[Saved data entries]
-*-*-

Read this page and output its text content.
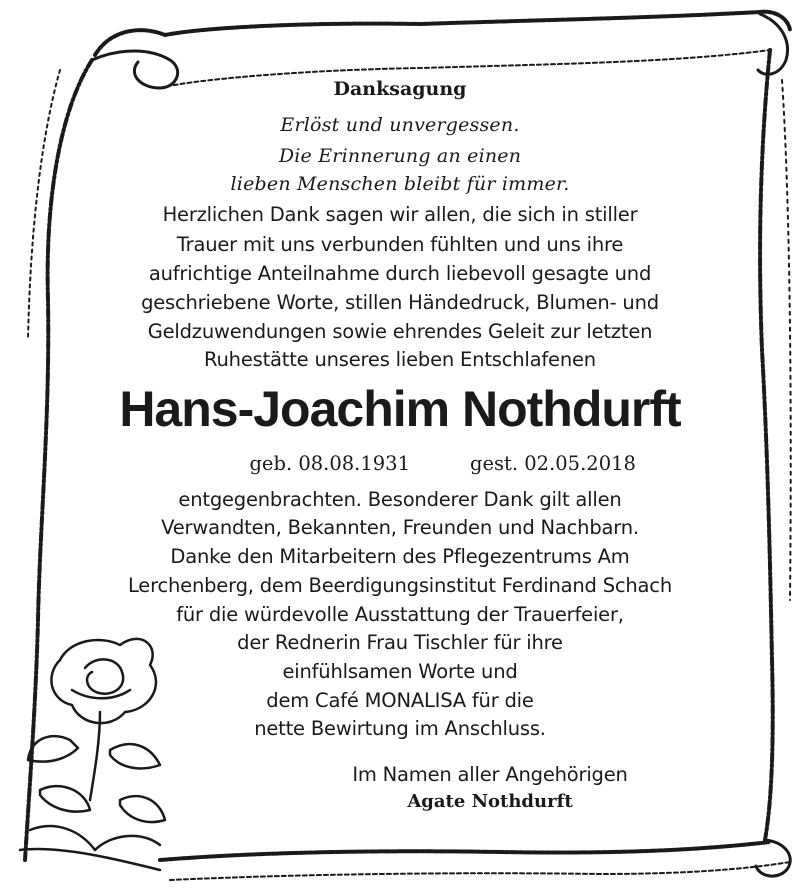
Danksagung
Erlöst und unvergessen.
Die Erinnerung an einen
lieben Menschen bleibt für immer.
Herzlichen Dank sagen wir allen, die sich in stiller
Trauer mit uns verbunden fühlten und uns ihre
aufrichtige Anteilnahme durch liebevoll gesagte und
geschriebene Worte, stillen Händedruck, Blumen- und
Geldzuwendungen sowie ehrendes Geleit zur letzten
Ruhestätte unseres lieben Entschlafenen
Hans-Joachim Nothdurft
geb. 08.08.1931	gest. 02.05.2018
entgegenbrachten. Besonderer Dank gilt allen
Verwandten, Bekannten, Freunden und Nachbarn.
Danke den Mitarbeitern des Pflegezentrums Am
Lerchenberg, dem Beerdigungsinstitut Ferdinand Schach
für die würdevolle Ausstattung der Trauerfeier,
der Rednerin Frau Tischler für ihre
einfühlsamen Worte und
dem Café MONALISA für die
nette Bewirtung im Anschluss.
Im Namen aller Angehörigen
Agate Nothdurft
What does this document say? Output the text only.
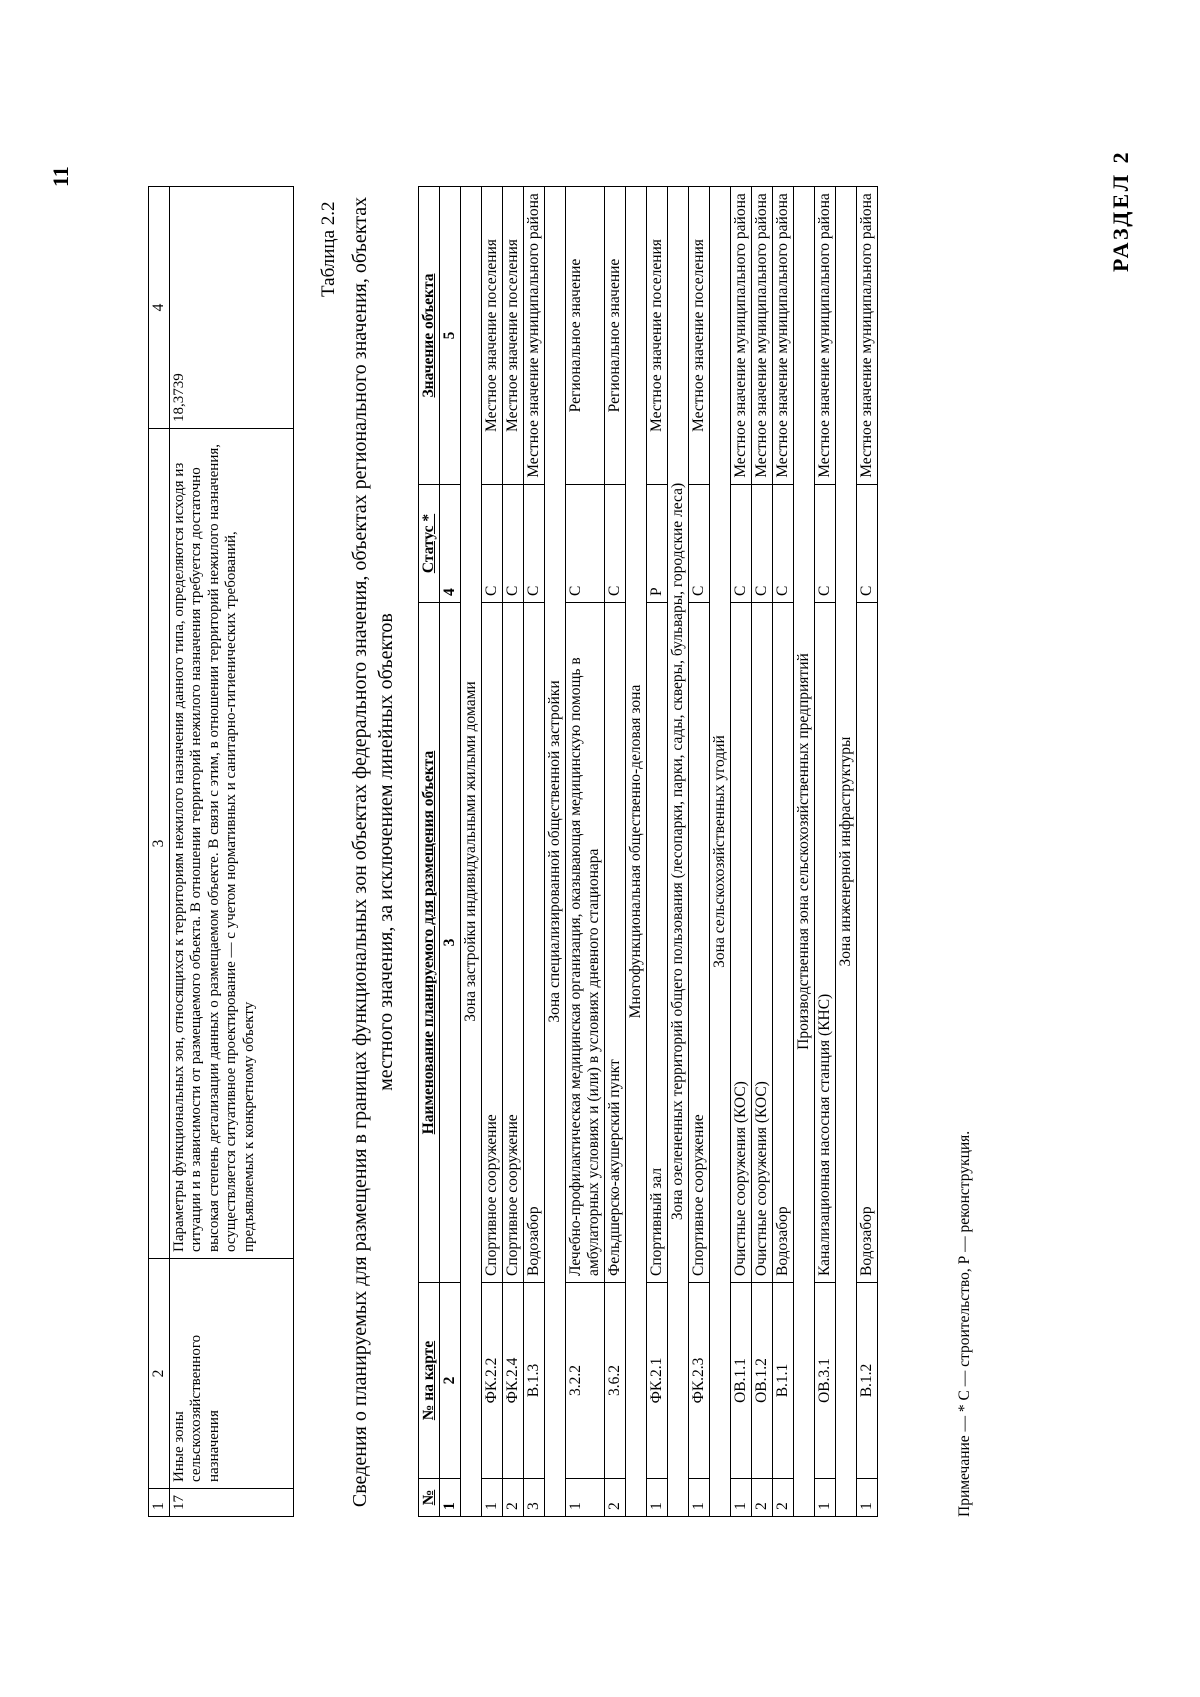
11
1	2	3	4
17	Иные зоны сельскохозяйственного назначения	Параметры функциональных зон, относящихся к территориям нежилого назначения данного типа, определяются исходя из ситуации и в зависимости от размещаемого объекта. В отношении территорий нежилого назначения требуется достаточно высокая степень детализации данных о размещаемом объекте. В связи с этим, в отношении территорий нежилого назначения, осуществляется ситуативное проектирование — с учетом нормативных и санитарно-гигиенических требований, предъявляемых к конкретному объекту	18,3739
Таблица 2.2 Сведения о планируемых для размещения в границах функциональных зон объектах федерального значения, объектах регионального значения, объектах местного значения, за исключением линейных объектов
№	№ на карте	Наименование планируемого для размещения объекта	Статус *	Значение объекта
1	2	3	4	5
Зона застройки индивидуальными жилыми домами				
1	ФК.2.2	Спортивное сооружение	С	Местное значение поселения
2	ФК.2.4	Спортивное сооружение	С	Местное значение поселения
3	В.1.3	Водозабор	С	Местное значение муниципального района
Зона специализированной общественной застройки				
1	3.2.2	Лечебно-профилактическая медицинская организация, оказывающая медицинскую помощь в амбулаторных условиях и (или) в условиях дневного стационара	С	Региональное значение
2	3.6.2	Фельдшерско-акушерский пункт	С	Региональное значение
Многофункциональная общественно-деловая зона				
1	ФК.2.1	Спортивный зал	Р	Местное значение поселения
Зона озелененных территорий общего пользования (лесопарки, парки, сады, скверы, бульвары, городские леса)				
1	ФК.2.3	Спортивное сооружение	С	Местное значение поселения
Зона сельскохозяйственных угодий				
1	ОВ.1.1	Очистные сооружения (КОС)	С	Местное значение муниципального района
2	ОВ.1.2	Очистные сооружения (КОС)	С	Местное значение муниципального района
2	В.1.1	Водозабор	С	Местное значение муниципального района
Производственная зона сельскохозяйственных предприятий				
1	ОВ.3.1	Канализационная насосная станция (КНС)	С	Местное значение муниципального района
Зона инженерной инфраструктуры				
1	В.1.2	Водозабор	С	Местное значение муниципального района
Примечание — * С — строительство, Р — реконструкция.
РАЗДЕЛ 2
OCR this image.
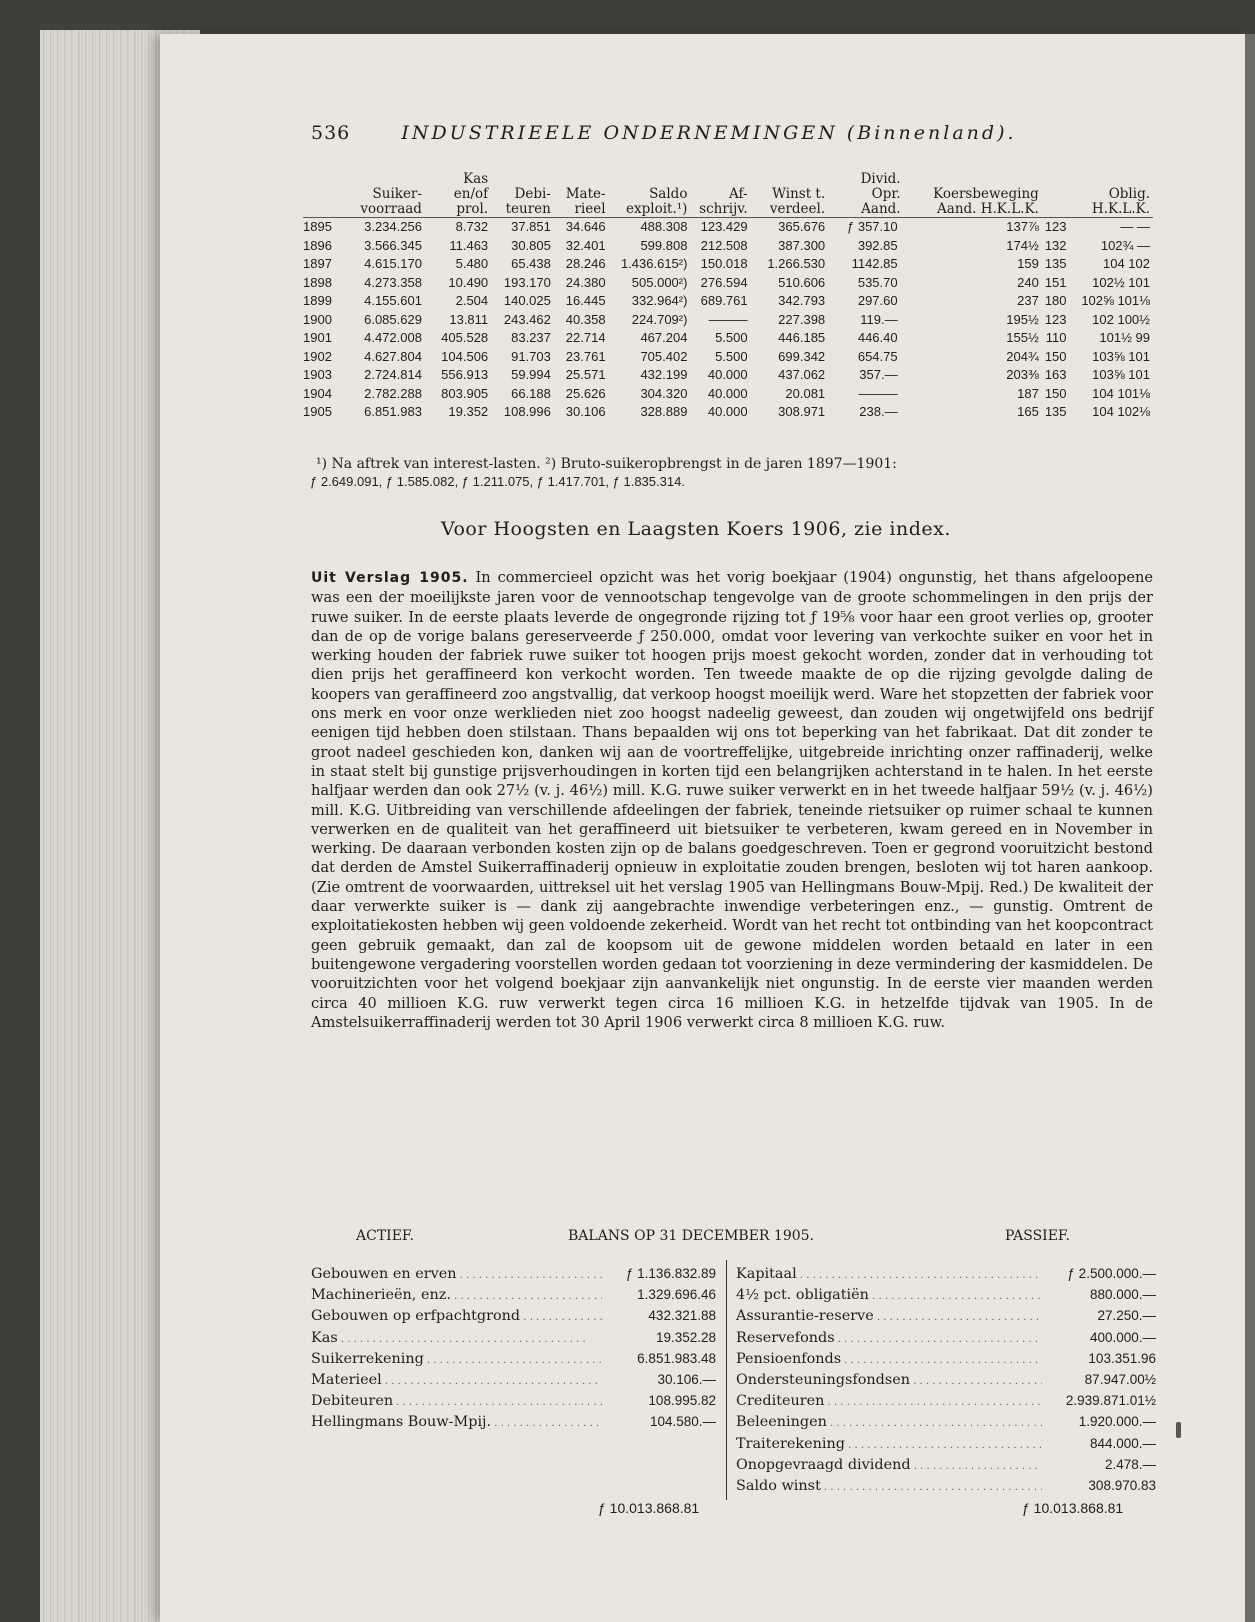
536	INDUSTRIEELE ONDERNEMINGEN (Binnenland).
	Suiker- voorraad	Kas en/of prol.	Debi- teuren	Mate- rieel	Saldo exploit.¹)	Af- schrijv.	Winst t. verdeel.	Divid. Opr. Aand.	Koersbeweging Aand. H.K.L.K.		Oblig. H.K.L.K.
1895	3.234.256	8.732	37.851	34.646	488.308	123.429	365.676	ƒ 357.10	137⅞	123	— —
1896	3.566.345	11.463	30.805	32.401	599.808	212.508	387.300	392.85	174½	132	102¾ —
1897	4.615.170	5.480	65.438	28.246	1.436.615²)	150.018	1.266.530	1142.85	159	135	104 102
1898	4.273.358	10.490	193.170	24.380	505.000²)	276.594	510.606	535.70	240	151	102½ 101
1899	4.155.601	2.504	140.025	16.445	332.964²)	689.761	342.793	297.60	237	180	102⅝ 101⅛
1900	6.085.629	13.811	243.462	40.358	224.709²)	———	227.398	119.—	195½	123	102 100½
1901	4.472.008	405.528	83.237	22.714	467.204	5.500	446.185	446.40	155½	110	101½ 99
1902	4.627.804	104.506	91.703	23.761	705.402	5.500	699.342	654.75	204¾	150	103⅝ 101
1903	2.724.814	556.913	59.994	25.571	432.199	40.000	437.062	357.—	203⅜	163	103⅝ 101
1904	2.782.288	803.905	66.188	25.626	304.320	40.000	20.081	———	187	150	104 101⅛
1905	6.851.983	19.352	108.996	30.106	328.889	40.000	308.971	238.—	165	135	104 102⅛
¹) Na aftrek van interest-lasten. ²) Bruto-suikeropbrengst in de jaren 1897—1901:
ƒ 2.649.091, ƒ 1.585.082, ƒ 1.211.075, ƒ 1.417.701, ƒ 1.835.314.
Voor Hoogsten en Laagsten Koers 1906, zie index.
Uit Verslag 1905. In commercieel opzicht was het vorig boekjaar (1904) ongunstig, het thans afgeloopene was een der moeilijkste jaren voor de vennootschap tengevolge van de groote schommelingen in den prijs der ruwe suiker. In de eerste plaats leverde de ongegronde rijzing tot ƒ 19⅝ voor haar een groot verlies op, grooter dan de op de vorige balans gereserveerde ƒ 250.000, omdat voor levering van verkochte suiker en voor het in werking houden der fabriek ruwe suiker tot hoogen prijs moest gekocht worden, zonder dat in verhouding tot dien prijs het geraffineerd kon verkocht worden. Ten tweede maakte de op die rijzing gevolgde daling de koopers van geraffineerd zoo angstvallig, dat verkoop hoogst moeilijk werd. Ware het stopzetten der fabriek voor ons merk en voor onze werklieden niet zoo hoogst nadeelig geweest, dan zouden wij ongetwijfeld ons bedrijf eenigen tijd hebben doen stilstaan. Thans bepaalden wij ons tot beperking van het fabrikaat. Dat dit zonder te groot nadeel geschieden kon, danken wij aan de voortreffelijke, uitgebreide inrichting onzer raffinaderij, welke in staat stelt bij gunstige prijsverhoudingen in korten tijd een belangrijken achterstand in te halen. In het eerste halfjaar werden dan ook 27½ (v. j. 46½) mill. K.G. ruwe suiker verwerkt en in het tweede halfjaar 59½ (v. j. 46½) mill. K.G. Uitbreiding van verschillende afdeelingen der fabriek, teneinde rietsuiker op ruimer schaal te kunnen verwerken en de qualiteit van het geraffineerd uit bietsuiker te verbeteren, kwam gereed en in November in werking. De daaraan verbonden kosten zijn op de balans goedgeschreven. Toen er gegrond vooruitzicht bestond dat derden de Amstel Suikerraffinaderij opnieuw in exploitatie zouden brengen, besloten wij tot haren aankoop. (Zie omtrent de voorwaarden, uittreksel uit het verslag 1905 van Hellingmans Bouw-Mpij. Red.) De kwaliteit der daar verwerkte suiker is — dank zij aangebrachte inwendige verbeteringen enz., — gunstig. Omtrent de exploitatiekosten hebben wij geen voldoende zekerheid. Wordt van het recht tot ontbinding van het koopcontract geen gebruik gemaakt, dan zal de koopsom uit de gewone middelen worden betaald en later in een buitengewone vergadering voorstellen worden gedaan tot voorziening in deze vermindering der kasmiddelen. De vooruitzichten voor het volgend boekjaar zijn aanvankelijk niet ongunstig. In de eerste vier maanden werden circa 40 millioen K.G. ruw verwerkt tegen circa 16 millioen K.G. in hetzelfde tijdvak van 1905. In de Amstelsuikerraffinaderij werden tot 30 April 1906 verwerkt circa 8 millioen K.G. ruw.
ACTIEF.	BALANS OP 31 DECEMBER 1905.	PASSIEF.
Gebouwen en erven . . .	ƒ 1.136.832.89
Machinerieën, enz. . . .	1.329.696.46
Gebouwen op erfpachtgrond . . .	432.321.88
Kas . . .	19.352.28
Suikerrekening . . .	6.851.983.48
Materieel . . .	30.106.—
Debiteuren . . .	108.995.82
Hellingmans Bouw-Mpij. . . .	104.580.—
Kapitaal . . .	ƒ 2.500.000.—
4½ pct. obligatiën . . .	880.000.—
Assurantie-reserve . . .	27.250.—
Reservefonds . . .	400.000.—
Pensioenfonds . . .	103.351.96
Ondersteuningsfondsen . . .	87.947.00½
Crediteuren . . .	2.939.871.01½
Beleeningen . . .	1.920.000.—
Traiterekening . . .	844.000.—
Onopgevraagd dividend . . .	2.478.—
Saldo winst . . .	308.970.83
ƒ 10.013.868.81	ƒ 10.013.868.81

-*-*-

• Problem statement: Copy out every line of the material above that mentions the word "поселения".

• Output of the task:
1	ФК.2.2	Спортивное сооружение	С	Местное значение поселения
2	ФК.2.4	Спортивное сооружение	С	Местное значение поселения
1	ФК.2.1	Спортивный зал	Р	Местное значение поселения
1	ФК.2.3	Спортивное сооружение	С	Местное значение поселения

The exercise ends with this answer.